**PROBLEM DETAILS:** Look through the material below. Copy each line that contains the string "услуги".
START TASK MATERIAL
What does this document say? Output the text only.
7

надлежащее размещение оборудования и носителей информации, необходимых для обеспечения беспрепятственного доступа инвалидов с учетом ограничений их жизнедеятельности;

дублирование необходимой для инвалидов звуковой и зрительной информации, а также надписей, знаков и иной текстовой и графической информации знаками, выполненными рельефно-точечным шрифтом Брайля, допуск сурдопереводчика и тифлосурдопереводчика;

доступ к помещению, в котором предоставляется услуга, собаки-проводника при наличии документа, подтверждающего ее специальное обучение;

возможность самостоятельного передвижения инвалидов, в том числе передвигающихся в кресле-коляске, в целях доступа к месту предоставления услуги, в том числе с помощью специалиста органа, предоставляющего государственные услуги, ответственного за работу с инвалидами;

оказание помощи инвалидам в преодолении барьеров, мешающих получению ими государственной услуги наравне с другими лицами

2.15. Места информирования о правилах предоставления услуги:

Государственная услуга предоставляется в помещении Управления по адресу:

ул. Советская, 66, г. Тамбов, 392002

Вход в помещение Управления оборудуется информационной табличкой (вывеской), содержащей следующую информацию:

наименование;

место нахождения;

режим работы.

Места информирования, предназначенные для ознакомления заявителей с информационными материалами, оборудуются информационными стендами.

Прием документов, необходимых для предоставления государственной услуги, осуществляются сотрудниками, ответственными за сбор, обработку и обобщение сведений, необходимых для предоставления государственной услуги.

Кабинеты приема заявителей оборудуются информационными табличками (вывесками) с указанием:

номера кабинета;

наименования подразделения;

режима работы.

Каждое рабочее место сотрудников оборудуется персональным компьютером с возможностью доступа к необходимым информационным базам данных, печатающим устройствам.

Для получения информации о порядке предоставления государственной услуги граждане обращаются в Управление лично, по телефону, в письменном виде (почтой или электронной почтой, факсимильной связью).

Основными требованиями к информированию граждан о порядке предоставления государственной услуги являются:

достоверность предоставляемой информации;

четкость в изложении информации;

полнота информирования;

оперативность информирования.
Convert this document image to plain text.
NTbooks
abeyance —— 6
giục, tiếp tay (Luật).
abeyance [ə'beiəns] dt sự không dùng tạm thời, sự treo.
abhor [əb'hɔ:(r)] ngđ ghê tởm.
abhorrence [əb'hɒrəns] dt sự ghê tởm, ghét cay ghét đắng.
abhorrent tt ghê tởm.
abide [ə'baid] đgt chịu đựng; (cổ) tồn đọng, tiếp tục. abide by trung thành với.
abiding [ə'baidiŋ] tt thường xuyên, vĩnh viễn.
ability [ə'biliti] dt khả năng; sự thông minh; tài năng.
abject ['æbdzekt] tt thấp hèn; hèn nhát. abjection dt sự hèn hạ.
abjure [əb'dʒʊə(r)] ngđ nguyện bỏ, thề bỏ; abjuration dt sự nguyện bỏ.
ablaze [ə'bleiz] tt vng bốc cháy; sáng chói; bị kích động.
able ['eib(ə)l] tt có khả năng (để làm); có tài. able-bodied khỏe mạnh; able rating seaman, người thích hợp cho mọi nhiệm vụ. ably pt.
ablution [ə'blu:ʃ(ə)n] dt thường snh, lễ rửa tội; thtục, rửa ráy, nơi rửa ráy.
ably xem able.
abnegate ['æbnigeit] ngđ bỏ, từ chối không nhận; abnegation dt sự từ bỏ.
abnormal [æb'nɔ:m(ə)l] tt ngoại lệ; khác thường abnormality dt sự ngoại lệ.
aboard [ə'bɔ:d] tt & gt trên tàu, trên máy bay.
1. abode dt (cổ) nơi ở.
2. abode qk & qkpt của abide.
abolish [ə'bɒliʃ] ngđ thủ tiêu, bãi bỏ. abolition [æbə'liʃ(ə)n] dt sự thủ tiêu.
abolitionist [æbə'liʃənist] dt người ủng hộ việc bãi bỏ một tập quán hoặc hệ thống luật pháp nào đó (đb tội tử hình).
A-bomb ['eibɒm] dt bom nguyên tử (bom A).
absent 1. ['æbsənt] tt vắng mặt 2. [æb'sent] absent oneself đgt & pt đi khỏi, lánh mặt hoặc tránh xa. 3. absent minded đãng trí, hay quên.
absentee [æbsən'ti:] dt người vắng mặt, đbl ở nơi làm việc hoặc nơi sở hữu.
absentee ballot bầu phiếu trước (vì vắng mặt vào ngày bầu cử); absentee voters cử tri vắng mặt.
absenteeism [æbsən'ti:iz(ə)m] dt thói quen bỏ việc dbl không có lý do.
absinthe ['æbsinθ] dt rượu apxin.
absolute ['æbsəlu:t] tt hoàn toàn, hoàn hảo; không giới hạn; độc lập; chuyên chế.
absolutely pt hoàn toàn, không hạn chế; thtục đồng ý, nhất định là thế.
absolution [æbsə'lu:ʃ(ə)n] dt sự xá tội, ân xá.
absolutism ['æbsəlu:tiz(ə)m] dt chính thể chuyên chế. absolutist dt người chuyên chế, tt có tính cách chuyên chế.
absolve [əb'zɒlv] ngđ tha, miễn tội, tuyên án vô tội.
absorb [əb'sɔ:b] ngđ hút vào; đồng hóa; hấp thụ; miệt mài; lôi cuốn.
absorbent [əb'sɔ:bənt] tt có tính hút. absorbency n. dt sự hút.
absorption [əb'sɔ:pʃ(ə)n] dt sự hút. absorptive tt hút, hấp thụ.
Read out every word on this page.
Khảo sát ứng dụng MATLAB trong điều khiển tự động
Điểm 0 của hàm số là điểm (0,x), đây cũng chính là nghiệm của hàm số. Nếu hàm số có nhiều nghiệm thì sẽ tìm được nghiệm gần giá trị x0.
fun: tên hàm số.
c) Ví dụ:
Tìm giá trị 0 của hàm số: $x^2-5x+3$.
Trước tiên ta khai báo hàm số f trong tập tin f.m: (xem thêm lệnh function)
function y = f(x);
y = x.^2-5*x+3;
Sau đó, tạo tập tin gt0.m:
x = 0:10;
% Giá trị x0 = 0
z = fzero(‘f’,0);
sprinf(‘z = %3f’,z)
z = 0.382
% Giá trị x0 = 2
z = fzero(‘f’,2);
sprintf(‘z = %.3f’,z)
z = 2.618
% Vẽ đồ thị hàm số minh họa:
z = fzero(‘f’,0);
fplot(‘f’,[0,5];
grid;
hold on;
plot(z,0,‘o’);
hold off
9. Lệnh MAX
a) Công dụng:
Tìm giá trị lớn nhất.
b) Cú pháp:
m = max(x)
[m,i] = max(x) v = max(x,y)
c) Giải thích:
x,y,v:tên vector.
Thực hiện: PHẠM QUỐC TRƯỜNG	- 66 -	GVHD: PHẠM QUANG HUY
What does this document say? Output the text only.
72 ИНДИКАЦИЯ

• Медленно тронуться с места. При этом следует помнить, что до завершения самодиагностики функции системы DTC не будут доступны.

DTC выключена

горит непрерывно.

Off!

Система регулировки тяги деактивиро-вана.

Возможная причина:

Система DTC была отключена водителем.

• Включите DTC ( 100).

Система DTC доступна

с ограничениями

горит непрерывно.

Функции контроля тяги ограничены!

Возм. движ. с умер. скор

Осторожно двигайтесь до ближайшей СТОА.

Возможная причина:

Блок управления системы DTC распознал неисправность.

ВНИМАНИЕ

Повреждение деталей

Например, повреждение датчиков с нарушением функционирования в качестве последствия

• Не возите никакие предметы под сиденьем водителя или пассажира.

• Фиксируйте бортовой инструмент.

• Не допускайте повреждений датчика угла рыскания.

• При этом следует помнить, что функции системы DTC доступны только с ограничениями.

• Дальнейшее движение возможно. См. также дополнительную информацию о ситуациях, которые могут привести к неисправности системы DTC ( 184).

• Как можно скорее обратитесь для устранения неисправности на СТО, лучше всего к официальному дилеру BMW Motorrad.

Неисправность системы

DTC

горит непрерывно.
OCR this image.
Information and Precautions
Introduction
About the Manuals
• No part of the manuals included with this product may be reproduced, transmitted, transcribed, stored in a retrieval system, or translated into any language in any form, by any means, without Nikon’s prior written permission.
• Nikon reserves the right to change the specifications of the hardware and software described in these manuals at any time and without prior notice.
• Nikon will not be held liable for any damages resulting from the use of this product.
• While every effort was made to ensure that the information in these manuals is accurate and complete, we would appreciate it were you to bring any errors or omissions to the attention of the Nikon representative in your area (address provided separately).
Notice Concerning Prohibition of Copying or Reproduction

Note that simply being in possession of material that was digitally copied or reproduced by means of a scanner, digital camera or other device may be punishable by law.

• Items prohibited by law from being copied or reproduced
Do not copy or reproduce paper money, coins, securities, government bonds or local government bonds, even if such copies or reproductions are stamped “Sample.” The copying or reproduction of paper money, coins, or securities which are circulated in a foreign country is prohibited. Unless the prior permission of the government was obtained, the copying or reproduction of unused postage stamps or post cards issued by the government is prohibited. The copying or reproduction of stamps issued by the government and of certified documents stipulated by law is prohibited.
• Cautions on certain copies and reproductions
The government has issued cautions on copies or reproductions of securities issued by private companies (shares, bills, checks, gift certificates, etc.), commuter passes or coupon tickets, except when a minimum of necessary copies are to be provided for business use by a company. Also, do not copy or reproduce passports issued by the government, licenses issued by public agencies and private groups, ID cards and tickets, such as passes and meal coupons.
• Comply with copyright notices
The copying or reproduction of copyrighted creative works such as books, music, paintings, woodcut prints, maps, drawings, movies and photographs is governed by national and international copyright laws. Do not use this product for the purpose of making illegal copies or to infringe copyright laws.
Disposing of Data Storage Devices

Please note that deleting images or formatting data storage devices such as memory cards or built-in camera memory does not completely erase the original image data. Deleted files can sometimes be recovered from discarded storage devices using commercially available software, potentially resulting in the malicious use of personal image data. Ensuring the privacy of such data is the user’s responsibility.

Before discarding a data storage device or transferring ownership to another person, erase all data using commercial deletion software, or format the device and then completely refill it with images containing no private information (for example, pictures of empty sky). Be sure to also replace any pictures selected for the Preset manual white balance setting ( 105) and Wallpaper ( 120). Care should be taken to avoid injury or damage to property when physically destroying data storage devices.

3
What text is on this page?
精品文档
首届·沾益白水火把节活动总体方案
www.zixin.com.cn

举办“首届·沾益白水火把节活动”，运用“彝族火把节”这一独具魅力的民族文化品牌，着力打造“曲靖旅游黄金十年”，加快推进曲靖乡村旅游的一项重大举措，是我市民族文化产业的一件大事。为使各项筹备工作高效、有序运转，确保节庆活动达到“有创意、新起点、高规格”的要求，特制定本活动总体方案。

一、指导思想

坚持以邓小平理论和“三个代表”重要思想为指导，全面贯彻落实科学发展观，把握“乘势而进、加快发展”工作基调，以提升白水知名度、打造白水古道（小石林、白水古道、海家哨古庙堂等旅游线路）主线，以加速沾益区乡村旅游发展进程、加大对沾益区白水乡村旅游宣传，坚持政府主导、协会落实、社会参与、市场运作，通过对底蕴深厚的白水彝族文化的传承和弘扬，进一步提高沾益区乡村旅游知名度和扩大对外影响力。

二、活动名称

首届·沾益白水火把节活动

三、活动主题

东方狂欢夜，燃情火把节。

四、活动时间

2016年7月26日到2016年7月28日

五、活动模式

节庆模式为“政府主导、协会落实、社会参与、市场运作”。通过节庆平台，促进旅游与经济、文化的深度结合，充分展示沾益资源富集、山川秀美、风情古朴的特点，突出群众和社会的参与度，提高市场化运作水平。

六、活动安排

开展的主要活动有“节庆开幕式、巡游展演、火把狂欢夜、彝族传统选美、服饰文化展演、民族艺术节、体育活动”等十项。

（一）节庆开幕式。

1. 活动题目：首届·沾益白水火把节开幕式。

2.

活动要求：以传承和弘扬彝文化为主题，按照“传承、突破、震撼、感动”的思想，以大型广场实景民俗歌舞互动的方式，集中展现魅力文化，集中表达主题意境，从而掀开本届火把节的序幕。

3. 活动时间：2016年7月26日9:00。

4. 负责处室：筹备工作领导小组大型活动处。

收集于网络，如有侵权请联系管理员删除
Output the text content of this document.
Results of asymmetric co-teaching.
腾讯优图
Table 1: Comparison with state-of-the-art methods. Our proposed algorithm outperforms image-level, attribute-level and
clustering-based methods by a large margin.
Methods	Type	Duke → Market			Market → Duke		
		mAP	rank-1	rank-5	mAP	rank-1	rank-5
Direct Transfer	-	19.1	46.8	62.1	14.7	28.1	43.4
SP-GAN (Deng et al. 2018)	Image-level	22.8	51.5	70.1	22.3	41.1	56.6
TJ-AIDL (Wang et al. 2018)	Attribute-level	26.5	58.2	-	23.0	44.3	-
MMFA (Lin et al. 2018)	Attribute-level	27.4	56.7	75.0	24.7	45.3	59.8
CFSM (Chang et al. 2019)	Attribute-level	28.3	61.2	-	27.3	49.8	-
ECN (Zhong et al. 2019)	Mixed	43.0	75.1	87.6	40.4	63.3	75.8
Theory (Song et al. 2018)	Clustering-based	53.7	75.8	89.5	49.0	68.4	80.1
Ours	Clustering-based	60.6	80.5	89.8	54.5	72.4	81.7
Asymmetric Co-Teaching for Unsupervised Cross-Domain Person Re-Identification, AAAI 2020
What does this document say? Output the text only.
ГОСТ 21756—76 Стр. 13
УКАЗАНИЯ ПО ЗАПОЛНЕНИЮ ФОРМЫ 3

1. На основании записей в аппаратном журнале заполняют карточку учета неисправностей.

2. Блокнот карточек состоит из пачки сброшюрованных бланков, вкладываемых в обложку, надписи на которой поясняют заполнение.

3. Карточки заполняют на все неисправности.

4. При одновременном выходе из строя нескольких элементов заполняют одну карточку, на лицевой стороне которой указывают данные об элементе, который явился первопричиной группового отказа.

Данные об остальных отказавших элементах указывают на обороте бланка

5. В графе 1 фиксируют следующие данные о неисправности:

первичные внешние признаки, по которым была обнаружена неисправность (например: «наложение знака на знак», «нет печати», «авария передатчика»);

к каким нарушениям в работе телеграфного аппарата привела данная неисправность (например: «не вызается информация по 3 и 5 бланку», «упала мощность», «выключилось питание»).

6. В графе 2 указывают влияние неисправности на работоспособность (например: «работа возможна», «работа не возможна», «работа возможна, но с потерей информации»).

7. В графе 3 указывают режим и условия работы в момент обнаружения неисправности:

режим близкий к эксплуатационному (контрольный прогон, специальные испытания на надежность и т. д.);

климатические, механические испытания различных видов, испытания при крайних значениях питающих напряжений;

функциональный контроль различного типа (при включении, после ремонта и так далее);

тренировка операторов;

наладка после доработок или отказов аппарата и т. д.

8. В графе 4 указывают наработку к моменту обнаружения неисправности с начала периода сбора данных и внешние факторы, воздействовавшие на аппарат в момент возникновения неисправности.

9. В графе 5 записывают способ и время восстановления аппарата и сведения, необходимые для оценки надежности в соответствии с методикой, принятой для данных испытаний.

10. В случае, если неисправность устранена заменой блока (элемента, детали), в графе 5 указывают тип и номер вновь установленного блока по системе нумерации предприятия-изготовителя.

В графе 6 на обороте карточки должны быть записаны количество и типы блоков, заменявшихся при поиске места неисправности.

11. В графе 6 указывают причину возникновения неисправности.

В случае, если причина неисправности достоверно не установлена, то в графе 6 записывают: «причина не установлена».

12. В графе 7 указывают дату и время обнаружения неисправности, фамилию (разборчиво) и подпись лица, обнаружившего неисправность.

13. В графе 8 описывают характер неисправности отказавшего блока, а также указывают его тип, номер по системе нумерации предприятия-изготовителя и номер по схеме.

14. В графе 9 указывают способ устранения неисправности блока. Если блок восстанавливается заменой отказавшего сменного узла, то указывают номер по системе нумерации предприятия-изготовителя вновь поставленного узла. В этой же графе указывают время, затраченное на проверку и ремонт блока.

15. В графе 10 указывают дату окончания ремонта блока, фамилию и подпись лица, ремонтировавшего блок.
END TASK MATERIAL
**PROBLEM SOLUTION:**
возможность самостоятельного передвижения инвалидов, в том числе передвигающихся в кресле-коляске, в целях доступа к месту предоставления услуги, в том числе с помощью специалиста органа, предоставляющего государственные услуги, ответственного за работу с инвалидами;
оказание помощи инвалидам в преодолении барьеров, мешающих получению ими государственной услуги наравне с другими лицами
2.15. Места информирования о правилах предоставления услуги:
Прием документов, необходимых для предоставления государственной услуги, осуществляются сотрудниками, ответственными за сбор, обработку и обобщение сведений, необходимых для предоставления государственной услуги.
Для получения информации о порядке предоставления государственной услуги граждане обращаются в Управление лично, по телефону, в письменном виде (почтой или электронной почтой, факсимильной связью).
Основными требованиями к информированию граждан о порядке предоставления государственной услуги являются:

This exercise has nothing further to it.